Copy out the lines of the listing that start at the line containing "network-type: 5G: [876, 44, 925, 85]" and finish at the line containing "left-arrow-icon: [178, 590, 214, 630]", including both of those lines.

######

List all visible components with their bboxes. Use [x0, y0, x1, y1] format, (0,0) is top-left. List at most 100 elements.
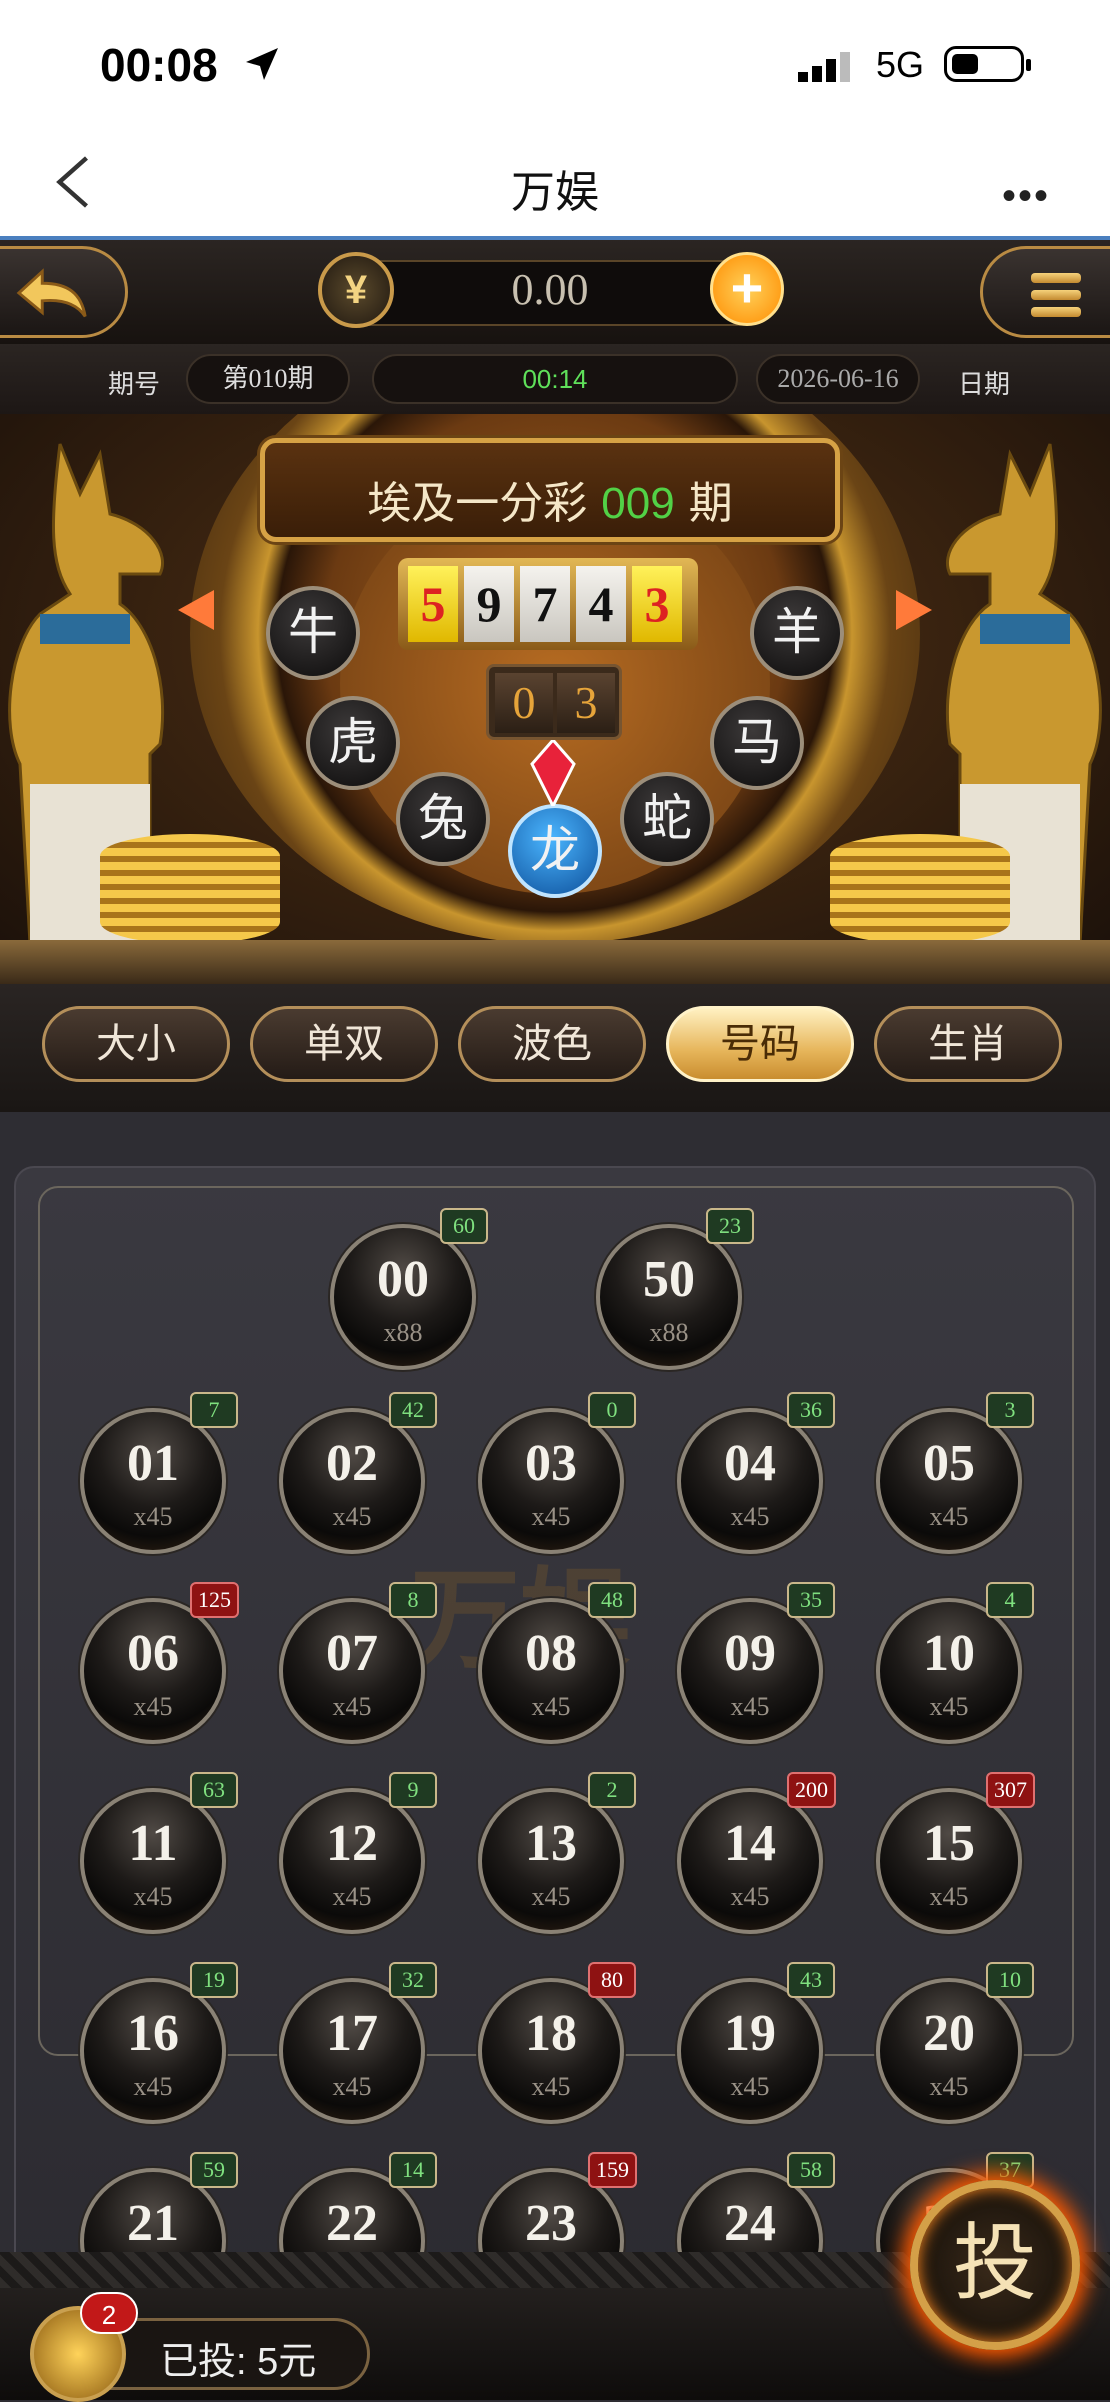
network-type: 5G: [876, 44, 925, 85]
tab-number[interactable]: 号码: [666, 1006, 854, 1082]
place-bet-button[interactable]: 投: [910, 2180, 1080, 2350]
more-menu-icon[interactable]: •••: [1002, 174, 1050, 219]
number-ball-02[interactable]: 02 x45: [279, 1408, 425, 1554]
ball-number: 05: [923, 1435, 975, 1492]
add-funds-button[interactable]: +: [710, 252, 784, 326]
number-ball-16[interactable]: 16 x45: [80, 1978, 226, 2124]
number-ball-00[interactable]: 00 x88: [330, 1224, 476, 1370]
date-value: 2026-06-16: [756, 354, 920, 404]
ball-number: 24: [724, 2195, 776, 2252]
number-ball-18[interactable]: 18 x45: [478, 1978, 624, 2124]
ball-bet-count: 0: [588, 1392, 636, 1428]
number-ball-03[interactable]: 03 x45: [478, 1408, 624, 1554]
zodiac-dragon-active: 龙: [508, 804, 602, 898]
tab-big-small[interactable]: 大小: [42, 1006, 230, 1082]
result-digit: 7: [520, 566, 570, 642]
number-ball-17[interactable]: 17 x45: [279, 1978, 425, 2124]
status-bar: 00:08 5G: [0, 0, 1110, 132]
battery-icon: [944, 46, 1031, 82]
number-ball-08[interactable]: 08 x45: [478, 1598, 624, 1744]
ball-bet-count: 80: [588, 1962, 636, 1998]
number-ball-01[interactable]: 01 x45: [80, 1408, 226, 1554]
ball-bet-count: 36: [787, 1392, 835, 1428]
ball-number: 16: [127, 2005, 179, 2062]
tab-zodiac[interactable]: 生肖: [874, 1006, 1062, 1082]
bet-type-tabs: 大小 单双 波色 号码 生肖: [0, 984, 1110, 1112]
ball-multiplier: x45: [332, 2072, 372, 2101]
left-arrow-icon: [178, 590, 214, 630]
ball-bet-count: 43: [787, 1962, 835, 1998]
gold-coins-right: [830, 834, 1010, 944]
ball-number: 20: [923, 2005, 975, 2062]
ball-number: 50: [643, 1251, 695, 1308]
number-ball-06[interactable]: 06 x45: [80, 1598, 226, 1744]
number-ball-12[interactable]: 12 x45: [279, 1788, 425, 1934]
number-ball-04[interactable]: 04 x45: [677, 1408, 823, 1554]
ball-bet-count: 3: [986, 1392, 1034, 1428]
tab-color[interactable]: 波色: [458, 1006, 646, 1082]
gold-coins-left: [100, 834, 280, 944]
ball-multiplier: x45: [133, 1502, 173, 1531]
draw-scene: 牛 羊 虎 马 兔 龙 蛇 埃及一分彩 009 期 5 9 7 4 3 0 3: [0, 414, 1110, 984]
date-label: 日期: [958, 369, 1011, 399]
nav-bar: 万娱 •••: [0, 132, 1110, 236]
ball-number: 19: [724, 2005, 776, 2062]
ball-multiplier: x45: [730, 1882, 770, 1911]
zodiac-ox: 牛: [266, 586, 360, 680]
ball-multiplier: x45: [531, 2072, 571, 2101]
zodiac-tiger: 虎: [306, 696, 400, 790]
ball-multiplier: x45: [929, 1882, 969, 1911]
ball-bet-count: 307: [986, 1772, 1035, 1808]
pointer-gem-icon: [530, 740, 576, 806]
result-sum: 0 3: [486, 664, 622, 740]
ball-multiplier: x88: [649, 1318, 689, 1347]
number-ball-11[interactable]: 11 x45: [80, 1788, 226, 1934]
number-ball-15[interactable]: 15 x45: [876, 1788, 1022, 1934]
ball-multiplier: x45: [730, 1692, 770, 1721]
number-ball-09[interactable]: 09 x45: [677, 1598, 823, 1744]
currency-icon: ¥: [318, 252, 394, 328]
ball-bet-count: 63: [190, 1772, 238, 1808]
number-ball-07[interactable]: 07 x45: [279, 1598, 425, 1744]
game-back-button[interactable]: [0, 246, 128, 338]
ball-number: 03: [525, 1435, 577, 1492]
zodiac-sheep: 羊: [750, 586, 844, 680]
zodiac-snake: 蛇: [620, 772, 714, 866]
ball-bet-count: 32: [389, 1962, 437, 1998]
number-ball-50[interactable]: 50 x88: [596, 1224, 742, 1370]
number-ball-10[interactable]: 10 x45: [876, 1598, 1022, 1744]
ball-bet-count: 23: [706, 1208, 754, 1244]
right-arrow-icon: [896, 590, 932, 630]
balance-value: 0.00: [511, 265, 589, 314]
number-ball-14[interactable]: 14 x45: [677, 1788, 823, 1934]
number-ball-13[interactable]: 13 x45: [478, 1788, 624, 1934]
ball-bet-count: 14: [389, 2152, 437, 2188]
bet-count-badge: 2: [80, 2292, 138, 2334]
ball-number: 17: [326, 2005, 378, 2062]
ball-multiplier: x45: [730, 1502, 770, 1531]
ball-bet-count: 200: [787, 1772, 836, 1808]
draw-title-suffix: 期: [688, 478, 733, 529]
result-digit: 3: [632, 566, 682, 642]
ball-number: 11: [128, 1815, 178, 1872]
number-ball-19[interactable]: 19 x45: [677, 1978, 823, 2124]
number-ball-05[interactable]: 05 x45: [876, 1408, 1022, 1554]
ball-multiplier: x45: [929, 1502, 969, 1531]
result-digit: 4: [576, 566, 626, 642]
ball-bet-count: 59: [190, 2152, 238, 2188]
zodiac-rabbit: 兔: [396, 772, 490, 866]
ball-multiplier: x45: [133, 1692, 173, 1721]
ball-bet-count: 125: [190, 1582, 239, 1618]
ball-number: 00: [377, 1251, 429, 1308]
hamburger-menu-button[interactable]: [980, 246, 1110, 338]
ball-bet-count: 8: [389, 1582, 437, 1618]
zodiac-horse: 马: [710, 696, 804, 790]
ball-bet-count: 7: [190, 1392, 238, 1428]
ball-multiplier: x45: [332, 1502, 372, 1531]
countdown-timer: 00:14: [372, 354, 738, 404]
tab-odd-even[interactable]: 单双: [250, 1006, 438, 1082]
ball-bet-count: 58: [787, 2152, 835, 2188]
ball-number: 15: [923, 1815, 975, 1872]
ball-multiplier: x45: [332, 1692, 372, 1721]
number-ball-20[interactable]: 20 x45: [876, 1978, 1022, 2124]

######

SOLVED EXERCISE ::
network-type: 5G: [876, 44, 925, 85]
tab-number[interactable]: 号码: [666, 1006, 854, 1082]
place-bet-button[interactable]: 投: [910, 2180, 1080, 2350]
more-menu-icon[interactable]: •••: [1002, 174, 1050, 219]
number-ball-02[interactable]: 02 x45: [279, 1408, 425, 1554]
ball-number: 05: [923, 1435, 975, 1492]
add-funds-button[interactable]: +: [710, 252, 784, 326]
number-ball-16[interactable]: 16 x45: [80, 1978, 226, 2124]
number-ball-00[interactable]: 00 x88: [330, 1224, 476, 1370]
date-value: 2026-06-16: [756, 354, 920, 404]
ball-number: 24: [724, 2195, 776, 2252]
number-ball-18[interactable]: 18 x45: [478, 1978, 624, 2124]
ball-bet-count: 0: [588, 1392, 636, 1428]
number-ball-03[interactable]: 03 x45: [478, 1408, 624, 1554]
zodiac-dragon-active: 龙: [508, 804, 602, 898]
tab-big-small[interactable]: 大小: [42, 1006, 230, 1082]
result-digit: 7: [520, 566, 570, 642]
number-ball-17[interactable]: 17 x45: [279, 1978, 425, 2124]
status-bar: 00:08 5G: [0, 0, 1110, 132]
battery-icon: [944, 46, 1031, 82]
number-ball-08[interactable]: 08 x45: [478, 1598, 624, 1744]
ball-bet-count: 80: [588, 1962, 636, 1998]
number-ball-01[interactable]: 01 x45: [80, 1408, 226, 1554]
ball-bet-count: 36: [787, 1392, 835, 1428]
ball-number: 16: [127, 2005, 179, 2062]
tab-zodiac[interactable]: 生肖: [874, 1006, 1062, 1082]
bet-type-tabs: 大小 单双 波色 号码 生肖: [0, 984, 1110, 1112]
ball-multiplier: x45: [332, 2072, 372, 2101]
left-arrow-icon: [178, 590, 214, 630]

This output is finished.